▶ _What to produce_
Tally the lines below that contain "记下不懂的地方". The number is the whole answer.

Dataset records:
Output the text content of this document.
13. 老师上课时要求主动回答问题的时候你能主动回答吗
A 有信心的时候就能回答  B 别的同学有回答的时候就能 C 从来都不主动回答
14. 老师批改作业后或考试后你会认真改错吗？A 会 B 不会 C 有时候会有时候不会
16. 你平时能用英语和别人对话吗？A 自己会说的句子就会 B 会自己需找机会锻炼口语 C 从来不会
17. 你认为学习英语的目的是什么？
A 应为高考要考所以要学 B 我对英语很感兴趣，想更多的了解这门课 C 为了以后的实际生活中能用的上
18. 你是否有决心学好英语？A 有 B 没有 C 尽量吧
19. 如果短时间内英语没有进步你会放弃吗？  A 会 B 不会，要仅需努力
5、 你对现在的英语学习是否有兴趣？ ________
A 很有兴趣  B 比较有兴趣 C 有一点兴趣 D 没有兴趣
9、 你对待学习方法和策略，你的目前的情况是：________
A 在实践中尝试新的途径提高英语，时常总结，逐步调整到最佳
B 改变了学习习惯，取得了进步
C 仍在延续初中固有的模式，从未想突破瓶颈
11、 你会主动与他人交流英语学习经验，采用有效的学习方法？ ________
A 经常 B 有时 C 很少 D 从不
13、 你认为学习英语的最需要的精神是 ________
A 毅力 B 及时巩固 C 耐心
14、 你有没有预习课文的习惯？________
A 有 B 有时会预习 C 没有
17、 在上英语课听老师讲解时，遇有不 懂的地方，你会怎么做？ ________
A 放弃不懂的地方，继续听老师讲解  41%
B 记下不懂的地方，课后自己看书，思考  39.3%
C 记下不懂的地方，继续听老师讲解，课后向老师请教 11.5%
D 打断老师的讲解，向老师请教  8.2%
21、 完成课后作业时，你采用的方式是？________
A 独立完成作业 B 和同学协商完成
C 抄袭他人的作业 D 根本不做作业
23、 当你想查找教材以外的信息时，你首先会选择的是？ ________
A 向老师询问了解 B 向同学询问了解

▶ _Task answer_
2